Task to carry out: All the entries that follow must be written out again exactly.

Saved entries:
▬▬▬▬▬▬
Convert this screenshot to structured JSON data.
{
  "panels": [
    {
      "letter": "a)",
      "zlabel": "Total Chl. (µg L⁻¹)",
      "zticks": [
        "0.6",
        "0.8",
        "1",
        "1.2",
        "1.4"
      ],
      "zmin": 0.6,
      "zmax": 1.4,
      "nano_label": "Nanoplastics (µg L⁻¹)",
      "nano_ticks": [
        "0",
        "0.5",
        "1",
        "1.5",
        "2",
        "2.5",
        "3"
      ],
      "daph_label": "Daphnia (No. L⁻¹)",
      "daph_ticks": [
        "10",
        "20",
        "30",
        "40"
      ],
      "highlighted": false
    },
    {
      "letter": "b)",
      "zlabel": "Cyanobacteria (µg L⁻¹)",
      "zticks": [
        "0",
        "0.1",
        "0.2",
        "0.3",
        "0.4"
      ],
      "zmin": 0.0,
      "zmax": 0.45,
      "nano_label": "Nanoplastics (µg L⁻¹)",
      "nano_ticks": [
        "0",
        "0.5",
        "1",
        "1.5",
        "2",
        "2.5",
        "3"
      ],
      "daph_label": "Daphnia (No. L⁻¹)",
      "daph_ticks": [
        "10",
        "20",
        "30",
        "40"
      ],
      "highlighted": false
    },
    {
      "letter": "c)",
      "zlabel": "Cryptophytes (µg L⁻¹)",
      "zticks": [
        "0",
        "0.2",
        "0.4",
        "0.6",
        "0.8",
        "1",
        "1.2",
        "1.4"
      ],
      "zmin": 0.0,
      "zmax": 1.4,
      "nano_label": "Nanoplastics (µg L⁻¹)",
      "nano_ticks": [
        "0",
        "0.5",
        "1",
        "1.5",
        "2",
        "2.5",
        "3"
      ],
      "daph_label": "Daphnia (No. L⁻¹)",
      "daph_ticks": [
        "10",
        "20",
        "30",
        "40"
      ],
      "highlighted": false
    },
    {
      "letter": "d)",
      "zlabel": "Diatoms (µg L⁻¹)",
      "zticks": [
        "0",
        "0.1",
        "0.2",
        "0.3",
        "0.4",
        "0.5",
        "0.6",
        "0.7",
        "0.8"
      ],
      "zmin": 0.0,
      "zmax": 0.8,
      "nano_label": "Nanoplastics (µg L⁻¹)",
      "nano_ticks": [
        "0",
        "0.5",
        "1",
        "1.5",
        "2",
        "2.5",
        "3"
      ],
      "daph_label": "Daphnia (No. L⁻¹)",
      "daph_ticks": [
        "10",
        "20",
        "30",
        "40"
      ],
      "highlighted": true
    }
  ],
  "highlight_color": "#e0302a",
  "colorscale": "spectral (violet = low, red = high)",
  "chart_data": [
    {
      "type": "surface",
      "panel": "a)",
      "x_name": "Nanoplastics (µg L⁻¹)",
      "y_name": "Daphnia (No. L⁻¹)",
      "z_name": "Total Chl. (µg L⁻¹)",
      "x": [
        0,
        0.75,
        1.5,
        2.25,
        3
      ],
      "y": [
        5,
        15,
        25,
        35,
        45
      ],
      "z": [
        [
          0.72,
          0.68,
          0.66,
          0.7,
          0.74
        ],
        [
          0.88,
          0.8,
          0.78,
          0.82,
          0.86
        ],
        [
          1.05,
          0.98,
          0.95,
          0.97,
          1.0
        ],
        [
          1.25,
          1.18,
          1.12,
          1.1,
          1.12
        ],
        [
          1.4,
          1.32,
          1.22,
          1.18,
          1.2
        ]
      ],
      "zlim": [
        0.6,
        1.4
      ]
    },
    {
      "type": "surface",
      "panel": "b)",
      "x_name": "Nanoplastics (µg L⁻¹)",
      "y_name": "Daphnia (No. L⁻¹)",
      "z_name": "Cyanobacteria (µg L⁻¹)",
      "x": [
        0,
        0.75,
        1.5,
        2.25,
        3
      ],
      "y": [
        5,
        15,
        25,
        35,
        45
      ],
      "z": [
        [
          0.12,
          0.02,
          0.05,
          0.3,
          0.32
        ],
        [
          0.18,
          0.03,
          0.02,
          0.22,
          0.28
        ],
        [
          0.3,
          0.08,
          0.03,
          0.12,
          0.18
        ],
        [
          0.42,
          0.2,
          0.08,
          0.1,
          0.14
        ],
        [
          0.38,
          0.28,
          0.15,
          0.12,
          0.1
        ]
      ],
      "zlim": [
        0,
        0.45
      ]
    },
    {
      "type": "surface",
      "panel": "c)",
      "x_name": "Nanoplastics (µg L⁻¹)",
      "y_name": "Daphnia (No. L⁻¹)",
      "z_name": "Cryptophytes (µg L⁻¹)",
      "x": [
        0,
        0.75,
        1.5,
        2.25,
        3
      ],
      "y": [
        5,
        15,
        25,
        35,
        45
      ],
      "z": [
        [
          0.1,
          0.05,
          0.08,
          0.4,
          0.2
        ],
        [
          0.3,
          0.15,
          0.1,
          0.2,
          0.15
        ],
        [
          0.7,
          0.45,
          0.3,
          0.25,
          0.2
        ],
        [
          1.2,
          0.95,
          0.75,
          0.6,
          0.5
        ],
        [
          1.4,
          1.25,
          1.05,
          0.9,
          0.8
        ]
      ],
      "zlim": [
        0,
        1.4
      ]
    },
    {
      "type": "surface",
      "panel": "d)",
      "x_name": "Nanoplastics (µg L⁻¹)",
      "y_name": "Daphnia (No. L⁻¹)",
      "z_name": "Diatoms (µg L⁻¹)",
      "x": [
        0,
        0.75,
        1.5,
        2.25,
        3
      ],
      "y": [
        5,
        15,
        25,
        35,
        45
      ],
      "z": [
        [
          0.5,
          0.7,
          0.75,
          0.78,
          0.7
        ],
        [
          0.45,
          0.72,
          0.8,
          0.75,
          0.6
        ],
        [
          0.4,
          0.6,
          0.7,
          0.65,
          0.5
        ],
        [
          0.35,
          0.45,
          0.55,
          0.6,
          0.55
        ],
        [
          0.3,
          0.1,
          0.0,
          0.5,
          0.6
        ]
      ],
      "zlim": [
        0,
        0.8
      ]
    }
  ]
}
▬▬▬▬▬▬
Response to the task:
Convert this screenshot to structured JSON data.
{
  "panels": [
    {
      "letter": "a)",
      "zlabel": "Total Chl. (µg L⁻¹)",
      "zticks": [
        "0.6",
        "0.8",
        "1",
        "1.2",
        "1.4"
      ],
      "zmin": 0.6,
      "zmax": 1.4,
      "nano_label": "Nanoplastics (µg L⁻¹)",
      "nano_ticks": [
        "0",
        "0.5",
        "1",
        "1.5",
        "2",
        "2.5",
        "3"
      ],
      "daph_label": "Daphnia (No. L⁻¹)",
      "daph_ticks": [
        "10",
        "20",
        "30",
        "40"
      ],
      "highlighted": false
    },
    {
      "letter": "b)",
      "zlabel": "Cyanobacteria (µg L⁻¹)",
      "zticks": [
        "0",
        "0.1",
        "0.2",
        "0.3",
        "0.4"
      ],
      "zmin": 0.0,
      "zmax": 0.45,
      "nano_label": "Nanoplastics (µg L⁻¹)",
      "nano_ticks": [
        "0",
        "0.5",
        "1",
        "1.5",
        "2",
        "2.5",
        "3"
      ],
      "daph_label": "Daphnia (No. L⁻¹)",
      "daph_ticks": [
        "10",
        "20",
        "30",
        "40"
      ],
      "highlighted": false
    },
    {
      "letter": "c)",
      "zlabel": "Cryptophytes (µg L⁻¹)",
      "zticks": [
        "0",
        "0.2",
        "0.4",
        "0.6",
        "0.8",
        "1",
        "1.2",
        "1.4"
      ],
      "zmin": 0.0,
      "zmax": 1.4,
      "nano_label": "Nanoplastics (µg L⁻¹)",
      "nano_ticks": [
        "0",
        "0.5",
        "1",
        "1.5",
        "2",
        "2.5",
        "3"
      ],
      "daph_label": "Daphnia (No. L⁻¹)",
      "daph_ticks": [
        "10",
        "20",
        "30",
        "40"
      ],
      "highlighted": false
    },
    {
      "letter": "d)",
      "zlabel": "Diatoms (µg L⁻¹)",
      "zticks": [
        "0",
        "0.1",
        "0.2",
        "0.3",
        "0.4",
        "0.5",
        "0.6",
        "0.7",
        "0.8"
      ],
      "zmin": 0.0,
      "zmax": 0.8,
      "nano_label": "Nanoplastics (µg L⁻¹)",
      "nano_ticks": [
        "0",
        "0.5",
        "1",
        "1.5",
        "2",
        "2.5",
        "3"
      ],
      "daph_label": "Daphnia (No. L⁻¹)",
      "daph_ticks": [
        "10",
        "20",
        "30",
        "40"
      ],
      "highlighted": true
    }
  ],
  "highlight_color": "#e0302a",
  "colorscale": "spectral (violet = low, red = high)",
  "chart_data": [
    {
      "type": "surface",
      "panel": "a)",
      "x_name": "Nanoplastics (µg L⁻¹)",
      "y_name": "Daphnia (No. L⁻¹)",
      "z_name": "Total Chl. (µg L⁻¹)",
      "x": [
        0,
        0.75,
        1.5,
        2.25,
        3
      ],
      "y": [
        5,
        15,
        25,
        35,
        45
      ],
      "z": [
        [
          0.72,
          0.68,
          0.66,
          0.7,
          0.74
        ],
        [
          0.88,
          0.8,
          0.78,
          0.82,
          0.86
        ],
        [
          1.05,
          0.98,
          0.95,
          0.97,
          1.0
        ],
        [
          1.25,
          1.18,
          1.12,
          1.1,
          1.12
        ],
        [
          1.4,
          1.32,
          1.22,
          1.18,
          1.2
        ]
      ],
      "zlim": [
        0.6,
        1.4
      ]
    },
    {
      "type": "surface",
      "panel": "b)",
      "x_name": "Nanoplastics (µg L⁻¹)",
      "y_name": "Daphnia (No. L⁻¹)",
      "z_name": "Cyanobacteria (µg L⁻¹)",
      "x": [
        0,
        0.75,
        1.5,
        2.25,
        3
      ],
      "y": [
        5,
        15,
        25,
        35,
        45
      ],
      "z": [
        [
          0.12,
          0.02,
          0.05,
          0.3,
          0.32
        ],
        [
          0.18,
          0.03,
          0.02,
          0.22,
          0.28
        ],
        [
          0.3,
          0.08,
          0.03,
          0.12,
          0.18
        ],
        [
          0.42,
          0.2,
          0.08,
          0.1,
          0.14
        ],
        [
          0.38,
          0.28,
          0.15,
          0.12,
          0.1
        ]
      ],
      "zlim": [
        0,
        0.45
      ]
    },
    {
      "type": "surface",
      "panel": "c)",
      "x_name": "Nanoplastics (µg L⁻¹)",
      "y_name": "Daphnia (No. L⁻¹)",
      "z_name": "Cryptophytes (µg L⁻¹)",
      "x": [
        0,
        0.75,
        1.5,
        2.25,
        3
      ],
      "y": [
        5,
        15,
        25,
        35,
        45
      ],
      "z": [
        [
          0.1,
          0.05,
          0.08,
          0.4,
          0.2
        ],
        [
          0.3,
          0.15,
          0.1,
          0.2,
          0.15
        ],
        [
          0.7,
          0.45,
          0.3,
          0.25,
          0.2
        ],
        [
          1.2,
          0.95,
          0.75,
          0.6,
          0.5
        ],
        [
          1.4,
          1.25,
          1.05,
          0.9,
          0.8
        ]
      ],
      "zlim": [
        0,
        1.4
      ]
    },
    {
      "type": "surface",
      "panel": "d)",
      "x_name": "Nanoplastics (µg L⁻¹)",
      "y_name": "Daphnia (No. L⁻¹)",
      "z_name": "Diatoms (µg L⁻¹)",
      "x": [
        0,
        0.75,
        1.5,
        2.25,
        3
      ],
      "y": [
        5,
        15,
        25,
        35,
        45
      ],
      "z": [
        [
          0.5,
          0.7,
          0.75,
          0.78,
          0.7
        ],
        [
          0.45,
          0.72,
          0.8,
          0.75,
          0.6
        ],
        [
          0.4,
          0.6,
          0.7,
          0.65,
          0.5
        ],
        [
          0.35,
          0.45,
          0.55,
          0.6,
          0.55
        ],
        [
          0.3,
          0.1,
          0.0,
          0.5,
          0.6
        ]
      ],
      "zlim": [
        0,
        0.8
      ]
    }
  ]
}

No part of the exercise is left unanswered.